EXERCISE OBJECTIVE
The answer is one number: how many lines hold the string "vpon".

Dataset records
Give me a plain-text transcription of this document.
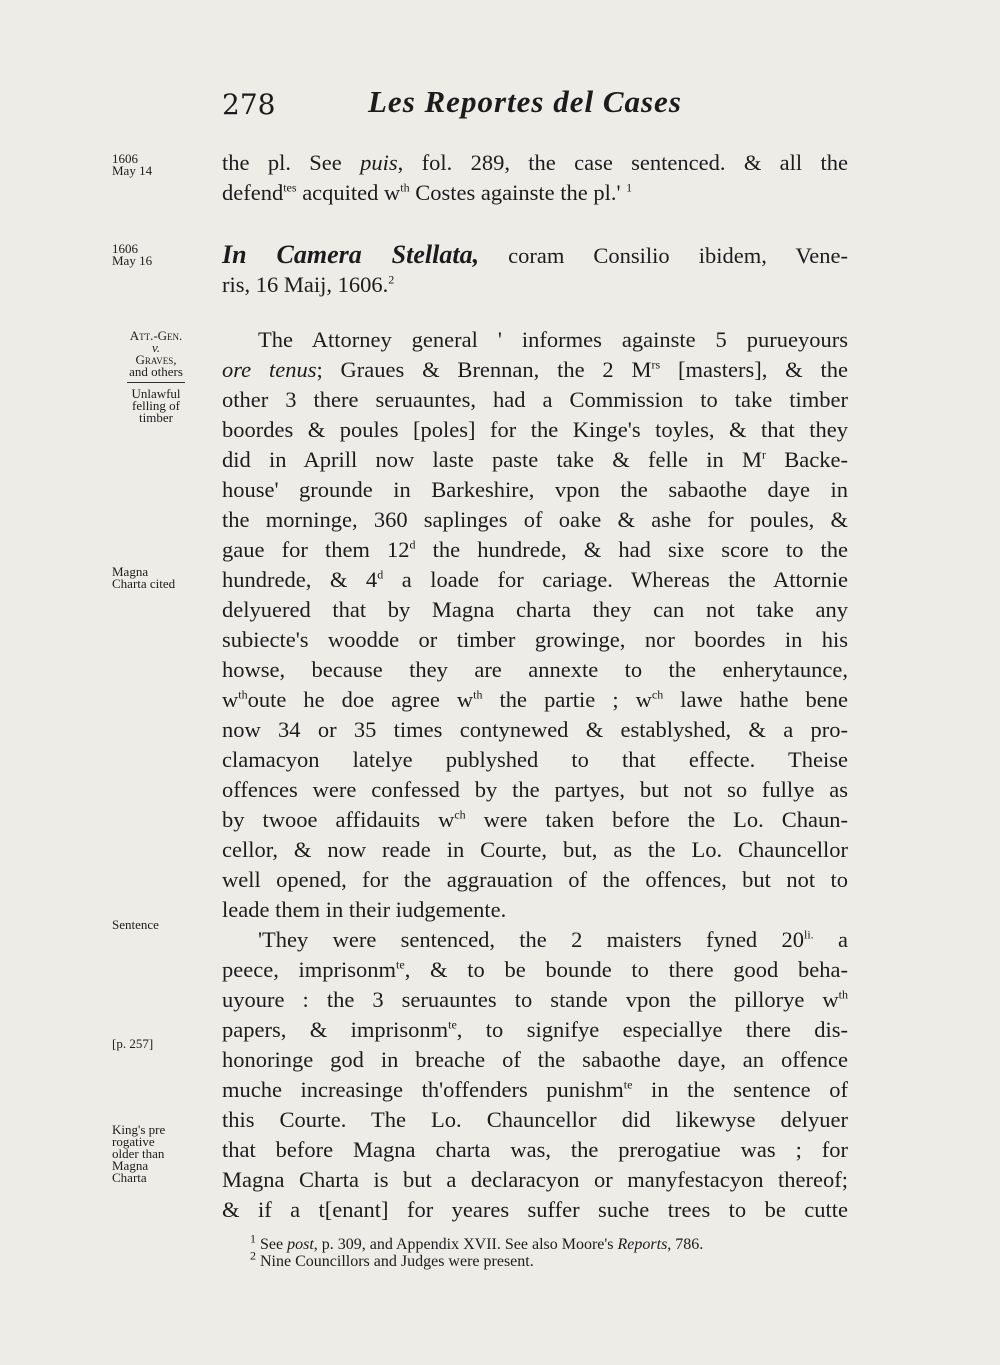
278	Les Reportes del Cases
1606
May 14
1606
May 16
Att.-Gen.
v.
Graves,
and others
Unlawful
felling of
timber
Magna
Charta cited
Sentence
[p. 257]
King's pre
rogative
older than
Magna
Charta
the pl. See puis, fol. 289, the case sentenced. & all the
defend$^{tes}$ acquited $w^{th}$ Costes againste the pl.' $^1$
In Camera Stellata, coram Consilio ibidem, Vene-
ris, 16 Maij, 1606.$^2$
The Attorney general ' informes againste 5 purueyours
ore tenus; Graues & Brennan, the 2 $M^{rs}$ [masters], & the
other 3 there seruauntes, had a Commission to take timber
boordes & poules [poles] for the Kinge's toyles, & that they
did in Aprill now laste paste take & felle in $M^r$ Backe-
house' grounde in Barkeshire, vpon the sabaothe daye in
the morninge, 360 saplinges of oake & ashe for poules, &
gaue for them 12$^d$ the hundrede, & had sixe score to the
hundrede, & 4$^d$ a loade for cariage. Whereas the Attornie
delyuered that by Magna charta they can not take any
subiecte's woodde or timber growinge, nor boordes in his
howse, because they are annexte to the enherytaunce,
$w^{th}oute$ he doe agree $w^{th}$ the partie ; $w^{ch}$ lawe hathe bene
now 34 or 35 times contynewed & establyshed, & a pro-
clamacyon latelye publyshed to that effecte. Theise
offences were confessed by the partyes, but not so fullye as
by twooe affidauits $w^{ch}$ were taken before the Lo. Chaun-
cellor, & now reade in Courte, but, as the Lo. Chauncellor
well opened, for the aggrauation of the offences, but not to
leade them in their iudgemente.
'They were sentenced, the 2 maisters fyned $20^{li.}$ a
peece, imprisonm$^{te}$, & to be bounde to there good beha-
uyoure : the 3 seruauntes to stande vpon the pillorye $w^{th}$
papers, & imprisonm$^{te}$, to signifye especiallye there dis-
honoringe god in breache of the sabaothe daye, an offence
muche increasinge th'offenders punishm$^{te}$ in the sentence of
this Courte. The Lo. Chauncellor did likewyse delyuer
that before Magna charta was, the prerogatiue was ; for
Magna Charta is but a declaracyon or manyfestacyon thereof;
& if a t[enant] for yeares suffer suche trees to be cutte
$^1$ See post, p. 309, and Appendix XVII. See also Moore's Reports, 786.
$^2$ Nine Councillors and Judges were present.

SOLUTION TO THE PROBLEM
2